[Saved entries]

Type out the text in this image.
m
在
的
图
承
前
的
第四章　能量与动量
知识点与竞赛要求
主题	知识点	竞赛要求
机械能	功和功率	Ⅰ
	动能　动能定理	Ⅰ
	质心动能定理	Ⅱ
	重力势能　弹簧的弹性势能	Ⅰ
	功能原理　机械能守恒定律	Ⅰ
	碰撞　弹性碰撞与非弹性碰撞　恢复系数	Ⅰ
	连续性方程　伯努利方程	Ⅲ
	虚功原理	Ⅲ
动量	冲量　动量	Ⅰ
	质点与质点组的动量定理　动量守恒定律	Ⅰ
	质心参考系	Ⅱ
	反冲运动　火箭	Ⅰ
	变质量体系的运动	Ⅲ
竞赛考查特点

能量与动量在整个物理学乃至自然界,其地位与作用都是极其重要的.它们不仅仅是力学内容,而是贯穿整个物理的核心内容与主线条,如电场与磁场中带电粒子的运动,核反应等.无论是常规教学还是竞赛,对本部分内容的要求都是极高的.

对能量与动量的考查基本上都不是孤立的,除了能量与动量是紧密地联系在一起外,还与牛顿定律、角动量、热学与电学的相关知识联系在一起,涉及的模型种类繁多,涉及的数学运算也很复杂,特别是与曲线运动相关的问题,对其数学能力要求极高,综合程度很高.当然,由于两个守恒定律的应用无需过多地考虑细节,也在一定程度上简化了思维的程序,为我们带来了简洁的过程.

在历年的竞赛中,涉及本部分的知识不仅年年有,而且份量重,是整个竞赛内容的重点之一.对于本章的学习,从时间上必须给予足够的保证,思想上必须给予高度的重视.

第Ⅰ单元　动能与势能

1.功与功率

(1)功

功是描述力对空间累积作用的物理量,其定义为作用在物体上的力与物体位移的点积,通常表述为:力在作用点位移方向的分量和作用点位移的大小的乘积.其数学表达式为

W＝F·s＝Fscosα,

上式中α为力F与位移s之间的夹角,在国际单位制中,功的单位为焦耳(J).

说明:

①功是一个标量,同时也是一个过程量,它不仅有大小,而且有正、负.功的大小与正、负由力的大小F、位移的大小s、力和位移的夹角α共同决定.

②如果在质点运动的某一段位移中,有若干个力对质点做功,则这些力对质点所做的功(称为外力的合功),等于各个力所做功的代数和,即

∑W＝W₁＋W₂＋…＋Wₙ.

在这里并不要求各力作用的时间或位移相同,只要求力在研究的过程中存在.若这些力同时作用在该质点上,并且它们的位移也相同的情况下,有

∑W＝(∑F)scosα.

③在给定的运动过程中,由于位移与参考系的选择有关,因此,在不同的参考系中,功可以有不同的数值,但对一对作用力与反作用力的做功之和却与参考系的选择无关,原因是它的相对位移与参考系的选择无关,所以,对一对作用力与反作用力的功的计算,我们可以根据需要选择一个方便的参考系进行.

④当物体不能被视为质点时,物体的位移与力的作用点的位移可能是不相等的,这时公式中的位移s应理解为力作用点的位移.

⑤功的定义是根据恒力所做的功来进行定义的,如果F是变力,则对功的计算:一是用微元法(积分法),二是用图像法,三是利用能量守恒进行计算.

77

* WHAT YOU WILL DO:
Take the data above and return it exactly.

* CORRECT OUTPUT:
Type out the text in this image.
m
在
的
图
承
前
的
第四章　能量与动量
知识点与竞赛要求
主题	知识点	竞赛要求
机械能	功和功率	Ⅰ
	动能　动能定理	Ⅰ
	质心动能定理	Ⅱ
	重力势能　弹簧的弹性势能	Ⅰ
	功能原理　机械能守恒定律	Ⅰ
	碰撞　弹性碰撞与非弹性碰撞　恢复系数	Ⅰ
	连续性方程　伯努利方程	Ⅲ
	虚功原理	Ⅲ
动量	冲量　动量	Ⅰ
	质点与质点组的动量定理　动量守恒定律	Ⅰ
	质心参考系	Ⅱ
	反冲运动　火箭	Ⅰ
	变质量体系的运动	Ⅲ
竞赛考查特点

能量与动量在整个物理学乃至自然界,其地位与作用都是极其重要的.它们不仅仅是力学内容,而是贯穿整个物理的核心内容与主线条,如电场与磁场中带电粒子的运动,核反应等.无论是常规教学还是竞赛,对本部分内容的要求都是极高的.

对能量与动量的考查基本上都不是孤立的,除了能量与动量是紧密地联系在一起外,还与牛顿定律、角动量、热学与电学的相关知识联系在一起,涉及的模型种类繁多,涉及的数学运算也很复杂,特别是与曲线运动相关的问题,对其数学能力要求极高,综合程度很高.当然,由于两个守恒定律的应用无需过多地考虑细节,也在一定程度上简化了思维的程序,为我们带来了简洁的过程.

在历年的竞赛中,涉及本部分的知识不仅年年有,而且份量重,是整个竞赛内容的重点之一.对于本章的学习,从时间上必须给予足够的保证,思想上必须给予高度的重视.

第Ⅰ单元　动能与势能

1.功与功率

(1)功

功是描述力对空间累积作用的物理量,其定义为作用在物体上的力与物体位移的点积,通常表述为:力在作用点位移方向的分量和作用点位移的大小的乘积.其数学表达式为

W＝F·s＝Fscosα,

上式中α为力F与位移s之间的夹角,在国际单位制中,功的单位为焦耳(J).

说明:

①功是一个标量,同时也是一个过程量,它不仅有大小,而且有正、负.功的大小与正、负由力的大小F、位移的大小s、力和位移的夹角α共同决定.

②如果在质点运动的某一段位移中,有若干个力对质点做功,则这些力对质点所做的功(称为外力的合功),等于各个力所做功的代数和,即

∑W＝W₁＋W₂＋…＋Wₙ.

在这里并不要求各力作用的时间或位移相同,只要求力在研究的过程中存在.若这些力同时作用在该质点上,并且它们的位移也相同的情况下,有

∑W＝(∑F)scosα.

③在给定的运动过程中,由于位移与参考系的选择有关,因此,在不同的参考系中,功可以有不同的数值,但对一对作用力与反作用力的做功之和却与参考系的选择无关,原因是它的相对位移与参考系的选择无关,所以,对一对作用力与反作用力的功的计算,我们可以根据需要选择一个方便的参考系进行.

④当物体不能被视为质点时,物体的位移与力的作用点的位移可能是不相等的,这时公式中的位移s应理解为力作用点的位移.

⑤功的定义是根据恒力所做的功来进行定义的,如果F是变力,则对功的计算:一是用微元法(积分法),二是用图像法,三是利用能量守恒进行计算.

77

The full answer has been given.